Pull out every line below holding the word "this".

(Figure contents as structured data)
⟨
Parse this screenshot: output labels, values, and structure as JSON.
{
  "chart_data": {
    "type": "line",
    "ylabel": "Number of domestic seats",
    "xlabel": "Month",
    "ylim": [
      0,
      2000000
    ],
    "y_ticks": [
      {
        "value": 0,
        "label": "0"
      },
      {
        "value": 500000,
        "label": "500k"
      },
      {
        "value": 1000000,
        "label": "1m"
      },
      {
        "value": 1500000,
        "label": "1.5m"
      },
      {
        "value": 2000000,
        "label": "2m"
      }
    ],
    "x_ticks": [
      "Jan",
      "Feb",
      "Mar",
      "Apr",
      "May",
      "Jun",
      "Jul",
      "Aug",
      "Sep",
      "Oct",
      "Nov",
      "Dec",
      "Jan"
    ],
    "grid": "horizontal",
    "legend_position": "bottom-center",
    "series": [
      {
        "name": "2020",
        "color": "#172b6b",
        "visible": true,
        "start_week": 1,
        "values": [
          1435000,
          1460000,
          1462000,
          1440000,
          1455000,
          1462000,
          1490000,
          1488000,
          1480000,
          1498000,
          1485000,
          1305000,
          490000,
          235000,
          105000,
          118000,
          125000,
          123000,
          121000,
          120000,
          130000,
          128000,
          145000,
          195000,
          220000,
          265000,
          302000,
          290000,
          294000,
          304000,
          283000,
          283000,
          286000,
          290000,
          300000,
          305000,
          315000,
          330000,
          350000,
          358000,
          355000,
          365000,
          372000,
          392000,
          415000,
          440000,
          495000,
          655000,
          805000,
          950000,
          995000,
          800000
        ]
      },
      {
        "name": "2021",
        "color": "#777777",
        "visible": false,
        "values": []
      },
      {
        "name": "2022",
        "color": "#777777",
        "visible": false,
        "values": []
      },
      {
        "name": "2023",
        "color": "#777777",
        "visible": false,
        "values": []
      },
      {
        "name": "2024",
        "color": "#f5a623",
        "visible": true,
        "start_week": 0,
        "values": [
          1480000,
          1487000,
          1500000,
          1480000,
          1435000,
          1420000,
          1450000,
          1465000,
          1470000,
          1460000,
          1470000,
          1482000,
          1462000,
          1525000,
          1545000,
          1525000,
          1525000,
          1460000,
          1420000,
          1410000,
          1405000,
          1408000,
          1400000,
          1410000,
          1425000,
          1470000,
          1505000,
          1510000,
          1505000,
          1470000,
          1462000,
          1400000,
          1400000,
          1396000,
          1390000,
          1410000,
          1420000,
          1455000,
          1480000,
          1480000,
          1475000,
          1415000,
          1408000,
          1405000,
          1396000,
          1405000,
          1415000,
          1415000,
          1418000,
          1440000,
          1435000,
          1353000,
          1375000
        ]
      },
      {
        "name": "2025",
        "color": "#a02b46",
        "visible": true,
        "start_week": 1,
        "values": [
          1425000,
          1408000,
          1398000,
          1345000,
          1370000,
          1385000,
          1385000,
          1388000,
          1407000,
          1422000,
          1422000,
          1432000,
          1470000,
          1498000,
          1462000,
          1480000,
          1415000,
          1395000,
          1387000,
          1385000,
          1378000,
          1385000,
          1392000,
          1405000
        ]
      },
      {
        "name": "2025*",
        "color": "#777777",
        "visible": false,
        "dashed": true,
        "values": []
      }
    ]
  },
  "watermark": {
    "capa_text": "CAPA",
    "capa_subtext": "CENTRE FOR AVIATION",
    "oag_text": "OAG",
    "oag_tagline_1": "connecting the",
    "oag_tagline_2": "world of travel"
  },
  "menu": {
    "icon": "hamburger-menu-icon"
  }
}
⟩
⟨
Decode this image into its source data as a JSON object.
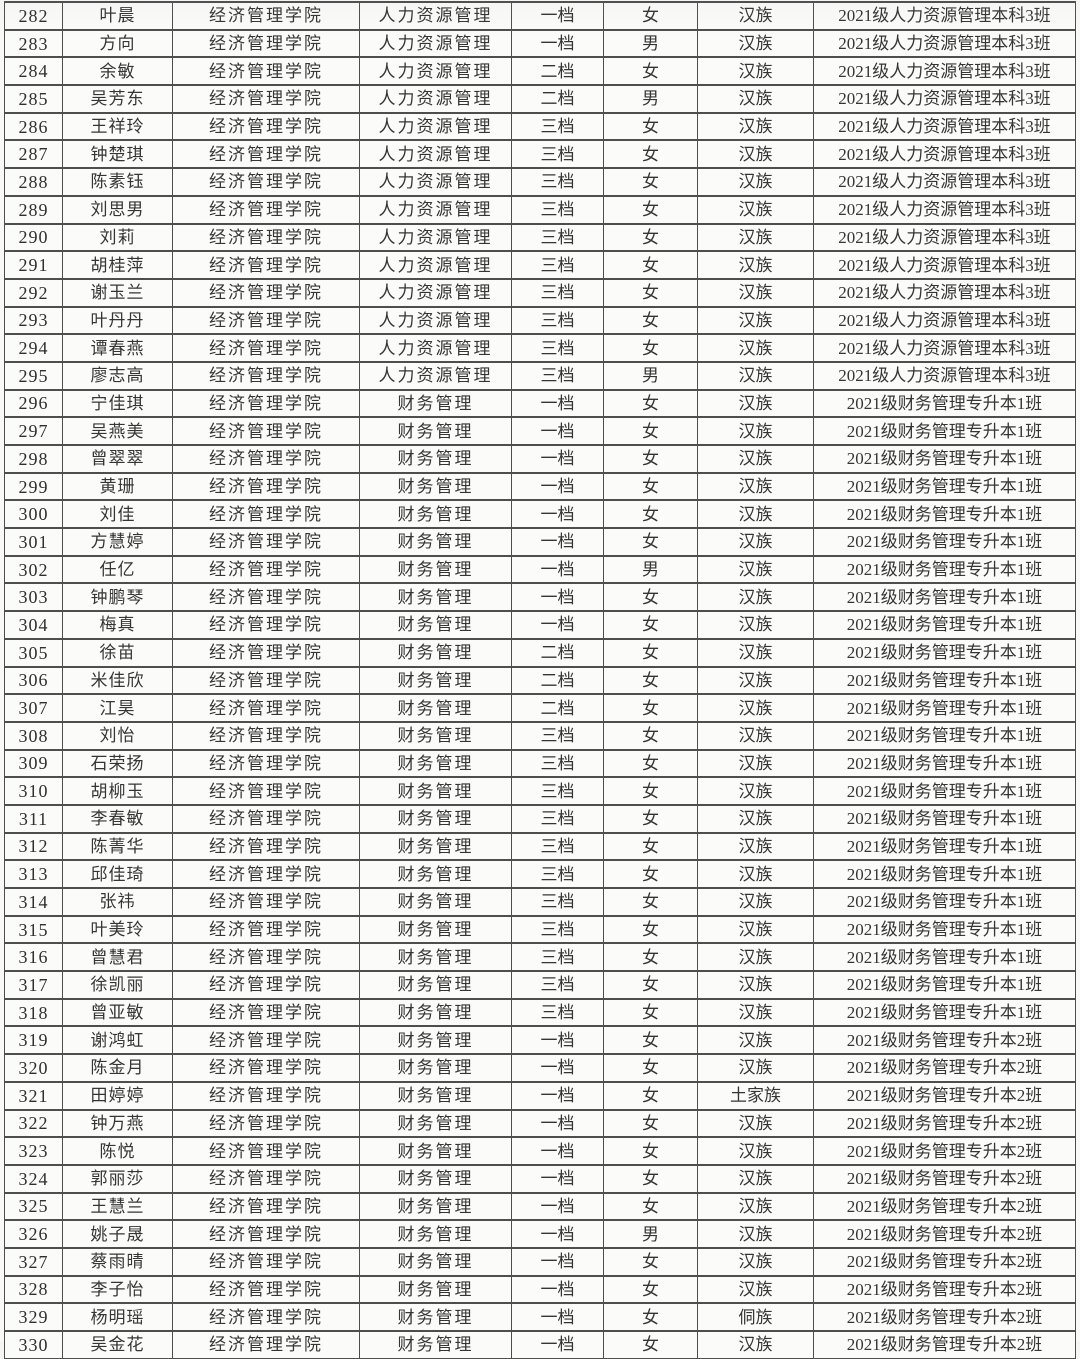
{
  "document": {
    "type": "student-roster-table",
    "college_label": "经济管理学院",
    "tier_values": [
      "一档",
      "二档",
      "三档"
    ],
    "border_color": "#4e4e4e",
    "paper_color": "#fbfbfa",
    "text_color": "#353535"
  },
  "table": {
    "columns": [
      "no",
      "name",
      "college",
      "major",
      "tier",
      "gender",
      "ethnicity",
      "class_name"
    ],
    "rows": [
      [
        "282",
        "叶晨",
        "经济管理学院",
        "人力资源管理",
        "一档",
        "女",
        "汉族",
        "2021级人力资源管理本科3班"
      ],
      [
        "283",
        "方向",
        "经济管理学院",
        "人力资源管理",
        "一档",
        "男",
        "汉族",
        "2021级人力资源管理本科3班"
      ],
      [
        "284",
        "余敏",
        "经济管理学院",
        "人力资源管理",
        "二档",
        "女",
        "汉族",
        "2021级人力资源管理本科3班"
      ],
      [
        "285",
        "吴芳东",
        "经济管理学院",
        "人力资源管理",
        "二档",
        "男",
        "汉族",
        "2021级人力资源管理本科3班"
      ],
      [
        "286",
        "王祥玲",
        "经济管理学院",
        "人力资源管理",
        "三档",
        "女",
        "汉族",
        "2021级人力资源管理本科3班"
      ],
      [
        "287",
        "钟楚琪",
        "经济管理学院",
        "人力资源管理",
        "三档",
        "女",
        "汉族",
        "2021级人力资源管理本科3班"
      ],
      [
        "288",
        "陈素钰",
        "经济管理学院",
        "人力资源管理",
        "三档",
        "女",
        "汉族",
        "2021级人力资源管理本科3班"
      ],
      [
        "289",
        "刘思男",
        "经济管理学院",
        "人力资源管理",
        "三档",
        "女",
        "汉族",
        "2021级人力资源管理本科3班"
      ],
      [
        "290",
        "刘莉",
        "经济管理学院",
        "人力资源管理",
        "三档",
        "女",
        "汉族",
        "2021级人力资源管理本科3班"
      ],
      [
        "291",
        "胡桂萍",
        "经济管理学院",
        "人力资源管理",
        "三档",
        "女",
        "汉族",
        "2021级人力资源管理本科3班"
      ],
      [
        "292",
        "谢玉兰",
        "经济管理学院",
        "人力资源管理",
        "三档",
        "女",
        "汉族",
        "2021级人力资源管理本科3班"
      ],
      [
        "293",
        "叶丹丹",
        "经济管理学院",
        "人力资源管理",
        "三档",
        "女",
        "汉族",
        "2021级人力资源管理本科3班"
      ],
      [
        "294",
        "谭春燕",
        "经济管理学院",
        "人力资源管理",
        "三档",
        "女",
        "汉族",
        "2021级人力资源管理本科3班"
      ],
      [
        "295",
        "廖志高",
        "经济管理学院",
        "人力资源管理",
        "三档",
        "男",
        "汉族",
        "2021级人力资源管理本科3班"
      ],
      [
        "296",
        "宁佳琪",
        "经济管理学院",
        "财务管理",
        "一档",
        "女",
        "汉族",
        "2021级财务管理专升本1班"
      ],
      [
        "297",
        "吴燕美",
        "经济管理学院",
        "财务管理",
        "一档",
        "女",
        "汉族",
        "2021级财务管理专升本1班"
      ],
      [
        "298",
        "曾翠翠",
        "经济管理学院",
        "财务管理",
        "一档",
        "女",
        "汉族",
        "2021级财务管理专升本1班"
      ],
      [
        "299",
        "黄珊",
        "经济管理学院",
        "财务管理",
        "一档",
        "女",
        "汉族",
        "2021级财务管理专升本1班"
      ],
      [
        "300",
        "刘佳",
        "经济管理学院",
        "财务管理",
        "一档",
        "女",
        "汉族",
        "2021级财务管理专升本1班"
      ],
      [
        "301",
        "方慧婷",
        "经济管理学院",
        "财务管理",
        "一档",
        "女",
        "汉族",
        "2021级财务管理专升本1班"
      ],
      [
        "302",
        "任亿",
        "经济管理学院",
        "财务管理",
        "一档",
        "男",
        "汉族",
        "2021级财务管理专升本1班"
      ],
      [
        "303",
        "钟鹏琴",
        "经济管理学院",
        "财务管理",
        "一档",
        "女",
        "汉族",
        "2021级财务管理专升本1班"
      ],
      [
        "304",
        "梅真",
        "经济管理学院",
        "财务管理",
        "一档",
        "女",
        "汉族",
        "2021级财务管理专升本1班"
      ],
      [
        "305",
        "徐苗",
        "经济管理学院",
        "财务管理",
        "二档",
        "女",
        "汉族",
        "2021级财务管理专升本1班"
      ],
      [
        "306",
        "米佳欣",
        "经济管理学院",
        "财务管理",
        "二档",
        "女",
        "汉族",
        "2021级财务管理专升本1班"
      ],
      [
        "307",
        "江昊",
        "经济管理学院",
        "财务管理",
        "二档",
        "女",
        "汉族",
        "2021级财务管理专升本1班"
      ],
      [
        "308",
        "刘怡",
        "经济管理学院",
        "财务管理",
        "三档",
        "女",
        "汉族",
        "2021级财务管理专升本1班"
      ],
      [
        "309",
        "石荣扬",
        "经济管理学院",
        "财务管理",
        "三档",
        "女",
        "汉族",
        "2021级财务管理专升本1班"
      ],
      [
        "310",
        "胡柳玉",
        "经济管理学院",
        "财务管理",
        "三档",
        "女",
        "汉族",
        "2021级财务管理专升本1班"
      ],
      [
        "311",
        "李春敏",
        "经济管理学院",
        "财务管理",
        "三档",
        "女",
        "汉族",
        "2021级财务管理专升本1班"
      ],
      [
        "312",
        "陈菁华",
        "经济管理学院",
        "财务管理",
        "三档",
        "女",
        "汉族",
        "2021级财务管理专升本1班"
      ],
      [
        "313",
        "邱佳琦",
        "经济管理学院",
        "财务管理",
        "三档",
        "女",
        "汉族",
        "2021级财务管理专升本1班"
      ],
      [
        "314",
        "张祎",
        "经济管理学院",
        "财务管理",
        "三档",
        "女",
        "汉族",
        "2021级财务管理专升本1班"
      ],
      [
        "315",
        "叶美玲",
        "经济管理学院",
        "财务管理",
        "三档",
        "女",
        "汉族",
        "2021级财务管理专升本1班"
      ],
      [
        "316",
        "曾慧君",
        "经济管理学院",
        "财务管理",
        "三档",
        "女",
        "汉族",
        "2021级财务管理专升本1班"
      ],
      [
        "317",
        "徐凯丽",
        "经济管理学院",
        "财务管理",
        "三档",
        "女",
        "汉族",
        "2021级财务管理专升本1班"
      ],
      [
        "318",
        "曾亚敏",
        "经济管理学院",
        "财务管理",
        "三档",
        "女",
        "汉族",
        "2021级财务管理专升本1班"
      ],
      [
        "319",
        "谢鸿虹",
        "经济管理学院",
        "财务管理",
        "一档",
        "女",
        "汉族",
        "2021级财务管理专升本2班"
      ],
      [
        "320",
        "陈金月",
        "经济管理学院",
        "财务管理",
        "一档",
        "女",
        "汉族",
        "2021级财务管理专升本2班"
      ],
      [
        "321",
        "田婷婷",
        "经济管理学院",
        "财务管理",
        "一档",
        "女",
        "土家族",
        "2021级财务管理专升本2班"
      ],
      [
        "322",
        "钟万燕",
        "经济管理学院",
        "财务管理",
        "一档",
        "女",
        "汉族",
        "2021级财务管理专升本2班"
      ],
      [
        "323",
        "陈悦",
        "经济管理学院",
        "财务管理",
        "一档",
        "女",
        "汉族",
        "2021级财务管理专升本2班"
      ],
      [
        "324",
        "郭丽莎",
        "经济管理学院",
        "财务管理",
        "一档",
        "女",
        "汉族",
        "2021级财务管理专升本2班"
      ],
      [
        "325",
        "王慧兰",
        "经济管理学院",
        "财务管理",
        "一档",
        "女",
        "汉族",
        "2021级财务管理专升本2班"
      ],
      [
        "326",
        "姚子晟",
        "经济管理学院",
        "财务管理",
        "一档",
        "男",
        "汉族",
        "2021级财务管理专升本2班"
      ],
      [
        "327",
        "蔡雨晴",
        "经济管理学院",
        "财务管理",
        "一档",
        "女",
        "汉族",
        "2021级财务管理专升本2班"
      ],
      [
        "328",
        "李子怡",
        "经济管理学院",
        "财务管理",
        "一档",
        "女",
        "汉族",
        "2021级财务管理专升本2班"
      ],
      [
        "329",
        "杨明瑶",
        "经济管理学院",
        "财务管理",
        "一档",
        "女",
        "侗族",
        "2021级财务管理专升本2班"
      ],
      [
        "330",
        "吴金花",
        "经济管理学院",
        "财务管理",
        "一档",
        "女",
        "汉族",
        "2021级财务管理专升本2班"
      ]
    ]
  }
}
⟩
## [Worked answer]
Parse this screenshot: output labels, values, and structure as JSON.
Decode this image into its source data as a JSON object.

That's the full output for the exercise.